WHAT TO WORK ON: Check every line of the data below for the string "Note", and copy the ones that hold it.

(Source records)
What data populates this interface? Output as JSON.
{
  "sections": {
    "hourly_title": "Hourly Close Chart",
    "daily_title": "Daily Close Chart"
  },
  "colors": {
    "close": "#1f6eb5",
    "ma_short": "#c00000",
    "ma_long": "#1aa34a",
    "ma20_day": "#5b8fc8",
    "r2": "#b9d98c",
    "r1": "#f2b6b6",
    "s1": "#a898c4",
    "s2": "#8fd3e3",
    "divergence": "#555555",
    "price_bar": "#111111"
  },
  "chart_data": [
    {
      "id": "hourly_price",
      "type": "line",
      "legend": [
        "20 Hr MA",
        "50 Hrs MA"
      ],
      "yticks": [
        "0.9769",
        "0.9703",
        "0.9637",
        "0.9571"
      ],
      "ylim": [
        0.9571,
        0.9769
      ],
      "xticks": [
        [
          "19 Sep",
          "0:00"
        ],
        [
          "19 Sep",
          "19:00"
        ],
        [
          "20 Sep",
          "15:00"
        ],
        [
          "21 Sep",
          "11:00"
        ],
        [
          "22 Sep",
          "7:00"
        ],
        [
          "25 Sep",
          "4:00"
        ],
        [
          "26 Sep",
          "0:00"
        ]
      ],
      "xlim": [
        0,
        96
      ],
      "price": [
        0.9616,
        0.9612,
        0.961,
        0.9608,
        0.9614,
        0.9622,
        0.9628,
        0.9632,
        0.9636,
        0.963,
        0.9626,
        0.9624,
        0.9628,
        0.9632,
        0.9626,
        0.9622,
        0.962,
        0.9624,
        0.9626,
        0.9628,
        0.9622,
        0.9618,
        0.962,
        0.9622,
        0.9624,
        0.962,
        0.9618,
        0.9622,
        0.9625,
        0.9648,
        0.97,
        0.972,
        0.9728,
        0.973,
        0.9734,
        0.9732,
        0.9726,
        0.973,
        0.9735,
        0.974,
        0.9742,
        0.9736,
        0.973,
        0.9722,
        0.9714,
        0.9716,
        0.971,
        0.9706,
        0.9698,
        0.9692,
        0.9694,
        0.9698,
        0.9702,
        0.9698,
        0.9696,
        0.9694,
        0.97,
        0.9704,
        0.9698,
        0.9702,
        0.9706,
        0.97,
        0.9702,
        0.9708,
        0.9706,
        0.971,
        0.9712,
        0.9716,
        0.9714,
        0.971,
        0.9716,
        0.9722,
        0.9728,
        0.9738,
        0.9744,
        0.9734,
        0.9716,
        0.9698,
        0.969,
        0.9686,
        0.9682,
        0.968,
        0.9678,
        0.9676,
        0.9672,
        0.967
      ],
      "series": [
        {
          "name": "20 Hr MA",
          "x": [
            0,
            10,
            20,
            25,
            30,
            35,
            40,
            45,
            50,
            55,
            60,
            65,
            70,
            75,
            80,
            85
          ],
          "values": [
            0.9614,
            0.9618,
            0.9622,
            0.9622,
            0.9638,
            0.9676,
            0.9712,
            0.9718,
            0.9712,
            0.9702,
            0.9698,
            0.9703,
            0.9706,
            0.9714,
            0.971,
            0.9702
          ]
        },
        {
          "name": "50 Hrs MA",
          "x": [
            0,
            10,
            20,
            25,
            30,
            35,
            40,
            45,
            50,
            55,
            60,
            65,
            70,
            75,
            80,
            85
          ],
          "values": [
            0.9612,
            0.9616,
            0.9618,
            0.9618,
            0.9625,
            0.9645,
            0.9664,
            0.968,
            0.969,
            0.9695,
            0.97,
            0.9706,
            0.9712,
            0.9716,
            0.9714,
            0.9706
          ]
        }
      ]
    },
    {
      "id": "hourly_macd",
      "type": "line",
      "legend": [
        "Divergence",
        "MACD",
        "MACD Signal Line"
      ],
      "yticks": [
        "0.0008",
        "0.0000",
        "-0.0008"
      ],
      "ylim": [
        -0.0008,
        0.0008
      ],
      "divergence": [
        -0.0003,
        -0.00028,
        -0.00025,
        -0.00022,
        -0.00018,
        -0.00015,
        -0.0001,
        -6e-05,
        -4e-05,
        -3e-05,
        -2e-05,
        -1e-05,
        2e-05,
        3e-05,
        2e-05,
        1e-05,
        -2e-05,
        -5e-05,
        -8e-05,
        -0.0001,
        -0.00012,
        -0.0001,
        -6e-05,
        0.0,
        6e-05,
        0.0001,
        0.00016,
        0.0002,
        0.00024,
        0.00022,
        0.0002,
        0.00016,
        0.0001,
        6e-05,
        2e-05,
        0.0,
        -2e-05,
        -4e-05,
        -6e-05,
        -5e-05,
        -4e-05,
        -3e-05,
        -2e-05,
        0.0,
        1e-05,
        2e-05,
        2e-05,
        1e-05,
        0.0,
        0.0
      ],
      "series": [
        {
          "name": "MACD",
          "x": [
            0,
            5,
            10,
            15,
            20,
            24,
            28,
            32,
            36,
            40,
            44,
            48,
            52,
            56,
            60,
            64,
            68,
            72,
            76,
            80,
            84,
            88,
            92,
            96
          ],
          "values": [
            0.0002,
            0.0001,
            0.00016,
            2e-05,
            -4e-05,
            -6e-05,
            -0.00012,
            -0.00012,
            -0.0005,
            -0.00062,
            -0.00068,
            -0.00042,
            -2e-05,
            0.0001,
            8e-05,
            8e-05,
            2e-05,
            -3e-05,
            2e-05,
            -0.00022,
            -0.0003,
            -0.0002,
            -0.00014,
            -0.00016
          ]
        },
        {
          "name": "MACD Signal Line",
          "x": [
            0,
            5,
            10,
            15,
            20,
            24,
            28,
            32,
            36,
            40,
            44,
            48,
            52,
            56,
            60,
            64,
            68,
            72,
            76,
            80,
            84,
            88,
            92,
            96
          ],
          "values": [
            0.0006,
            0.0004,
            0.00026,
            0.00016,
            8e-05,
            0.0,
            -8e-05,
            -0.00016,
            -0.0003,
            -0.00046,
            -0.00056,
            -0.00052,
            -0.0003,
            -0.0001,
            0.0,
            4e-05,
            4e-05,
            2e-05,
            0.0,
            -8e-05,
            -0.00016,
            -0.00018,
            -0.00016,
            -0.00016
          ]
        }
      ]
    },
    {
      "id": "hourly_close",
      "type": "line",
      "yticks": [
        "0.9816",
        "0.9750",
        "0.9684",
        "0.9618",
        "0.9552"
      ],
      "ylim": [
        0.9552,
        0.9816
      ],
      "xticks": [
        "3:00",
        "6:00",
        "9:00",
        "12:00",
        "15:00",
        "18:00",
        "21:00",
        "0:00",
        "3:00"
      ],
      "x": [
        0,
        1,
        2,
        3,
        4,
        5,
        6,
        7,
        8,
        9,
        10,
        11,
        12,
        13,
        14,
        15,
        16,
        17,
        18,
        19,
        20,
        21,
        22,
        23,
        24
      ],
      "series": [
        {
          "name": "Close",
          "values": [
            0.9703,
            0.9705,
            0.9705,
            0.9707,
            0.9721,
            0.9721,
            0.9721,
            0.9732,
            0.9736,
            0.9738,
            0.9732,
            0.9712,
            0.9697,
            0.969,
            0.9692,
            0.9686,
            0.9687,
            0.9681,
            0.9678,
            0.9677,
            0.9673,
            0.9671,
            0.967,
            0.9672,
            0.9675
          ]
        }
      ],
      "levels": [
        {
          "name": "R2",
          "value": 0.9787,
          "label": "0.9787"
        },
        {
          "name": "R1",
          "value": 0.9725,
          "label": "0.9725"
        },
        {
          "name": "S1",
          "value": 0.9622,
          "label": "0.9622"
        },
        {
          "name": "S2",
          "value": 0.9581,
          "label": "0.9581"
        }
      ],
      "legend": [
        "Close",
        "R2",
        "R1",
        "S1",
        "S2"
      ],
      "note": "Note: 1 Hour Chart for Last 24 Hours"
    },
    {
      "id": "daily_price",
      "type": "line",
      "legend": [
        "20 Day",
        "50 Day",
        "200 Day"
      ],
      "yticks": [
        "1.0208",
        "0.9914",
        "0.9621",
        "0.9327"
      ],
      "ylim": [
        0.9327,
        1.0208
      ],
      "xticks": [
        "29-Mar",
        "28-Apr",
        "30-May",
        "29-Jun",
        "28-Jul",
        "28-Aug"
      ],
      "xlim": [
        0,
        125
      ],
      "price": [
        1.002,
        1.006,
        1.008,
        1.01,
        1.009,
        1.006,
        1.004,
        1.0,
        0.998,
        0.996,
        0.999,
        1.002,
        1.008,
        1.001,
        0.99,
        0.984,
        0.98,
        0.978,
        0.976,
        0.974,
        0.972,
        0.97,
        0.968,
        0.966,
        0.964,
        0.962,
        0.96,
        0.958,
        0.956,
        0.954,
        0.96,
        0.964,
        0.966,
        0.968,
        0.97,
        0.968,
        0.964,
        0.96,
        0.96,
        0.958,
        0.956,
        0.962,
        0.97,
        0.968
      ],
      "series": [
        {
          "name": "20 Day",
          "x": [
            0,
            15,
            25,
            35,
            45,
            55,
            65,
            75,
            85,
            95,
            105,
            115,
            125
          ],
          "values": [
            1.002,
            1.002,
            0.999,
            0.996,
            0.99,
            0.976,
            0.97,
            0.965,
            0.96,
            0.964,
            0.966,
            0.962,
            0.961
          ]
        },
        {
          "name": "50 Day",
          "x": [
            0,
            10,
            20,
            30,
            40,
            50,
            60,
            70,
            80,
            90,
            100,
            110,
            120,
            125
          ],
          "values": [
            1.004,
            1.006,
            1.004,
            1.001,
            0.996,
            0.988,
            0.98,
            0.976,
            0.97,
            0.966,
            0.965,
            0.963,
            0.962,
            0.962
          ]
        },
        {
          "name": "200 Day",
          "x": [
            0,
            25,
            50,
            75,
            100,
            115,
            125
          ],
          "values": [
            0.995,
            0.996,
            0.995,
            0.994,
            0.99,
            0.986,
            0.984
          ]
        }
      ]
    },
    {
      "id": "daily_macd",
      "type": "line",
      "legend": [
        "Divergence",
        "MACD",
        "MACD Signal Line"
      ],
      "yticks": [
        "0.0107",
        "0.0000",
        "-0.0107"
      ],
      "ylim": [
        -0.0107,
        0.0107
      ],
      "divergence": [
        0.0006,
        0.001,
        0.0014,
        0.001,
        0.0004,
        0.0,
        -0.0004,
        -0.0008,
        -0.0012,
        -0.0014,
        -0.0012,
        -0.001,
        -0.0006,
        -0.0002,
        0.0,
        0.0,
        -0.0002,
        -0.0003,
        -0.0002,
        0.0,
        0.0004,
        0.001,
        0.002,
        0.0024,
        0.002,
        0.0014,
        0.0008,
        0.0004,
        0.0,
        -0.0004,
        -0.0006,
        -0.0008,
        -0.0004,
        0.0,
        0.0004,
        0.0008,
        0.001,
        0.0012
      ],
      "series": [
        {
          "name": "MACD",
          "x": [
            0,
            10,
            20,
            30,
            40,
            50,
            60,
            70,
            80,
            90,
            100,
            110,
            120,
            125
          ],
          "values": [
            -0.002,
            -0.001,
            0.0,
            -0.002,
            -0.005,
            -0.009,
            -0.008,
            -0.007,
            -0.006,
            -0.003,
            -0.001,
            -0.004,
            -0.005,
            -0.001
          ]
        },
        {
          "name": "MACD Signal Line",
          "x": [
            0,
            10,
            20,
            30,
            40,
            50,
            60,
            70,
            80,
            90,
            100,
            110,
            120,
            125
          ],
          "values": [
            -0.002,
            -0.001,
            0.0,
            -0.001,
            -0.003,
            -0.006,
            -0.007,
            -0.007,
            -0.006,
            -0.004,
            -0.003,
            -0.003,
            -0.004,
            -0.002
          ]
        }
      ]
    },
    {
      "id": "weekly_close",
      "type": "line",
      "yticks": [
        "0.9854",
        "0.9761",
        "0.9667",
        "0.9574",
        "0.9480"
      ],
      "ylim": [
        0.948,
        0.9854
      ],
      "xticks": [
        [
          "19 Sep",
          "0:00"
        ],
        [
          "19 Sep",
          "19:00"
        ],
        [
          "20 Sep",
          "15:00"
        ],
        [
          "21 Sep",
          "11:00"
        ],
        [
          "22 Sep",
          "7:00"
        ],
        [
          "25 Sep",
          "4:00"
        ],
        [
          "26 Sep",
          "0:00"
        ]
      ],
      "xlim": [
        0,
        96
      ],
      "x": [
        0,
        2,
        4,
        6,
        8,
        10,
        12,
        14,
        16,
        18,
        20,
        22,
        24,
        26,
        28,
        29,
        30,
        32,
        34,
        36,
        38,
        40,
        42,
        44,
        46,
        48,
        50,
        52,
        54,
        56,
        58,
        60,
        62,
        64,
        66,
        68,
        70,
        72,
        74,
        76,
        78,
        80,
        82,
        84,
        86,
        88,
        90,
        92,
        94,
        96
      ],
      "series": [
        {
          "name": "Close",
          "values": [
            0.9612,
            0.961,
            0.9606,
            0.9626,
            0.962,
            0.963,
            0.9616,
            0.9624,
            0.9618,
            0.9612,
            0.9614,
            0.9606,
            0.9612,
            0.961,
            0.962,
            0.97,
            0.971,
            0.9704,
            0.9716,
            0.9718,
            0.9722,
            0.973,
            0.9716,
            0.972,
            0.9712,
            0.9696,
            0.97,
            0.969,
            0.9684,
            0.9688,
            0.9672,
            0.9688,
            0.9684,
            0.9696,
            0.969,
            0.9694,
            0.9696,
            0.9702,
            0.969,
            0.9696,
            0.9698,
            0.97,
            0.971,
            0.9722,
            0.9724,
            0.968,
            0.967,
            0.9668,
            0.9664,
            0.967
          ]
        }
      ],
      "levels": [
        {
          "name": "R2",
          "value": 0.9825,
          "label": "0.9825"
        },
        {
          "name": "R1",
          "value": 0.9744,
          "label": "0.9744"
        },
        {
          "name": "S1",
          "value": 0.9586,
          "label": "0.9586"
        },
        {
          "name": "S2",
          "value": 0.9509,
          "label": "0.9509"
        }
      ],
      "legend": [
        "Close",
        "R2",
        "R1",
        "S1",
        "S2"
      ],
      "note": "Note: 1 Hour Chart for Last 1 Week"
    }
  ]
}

COMPLETED EXERCISE:
      "note": "Note: 1 Hour Chart for Last 24 Hours"
      "note": "Note: 1 Hour Chart for Last 1 Week"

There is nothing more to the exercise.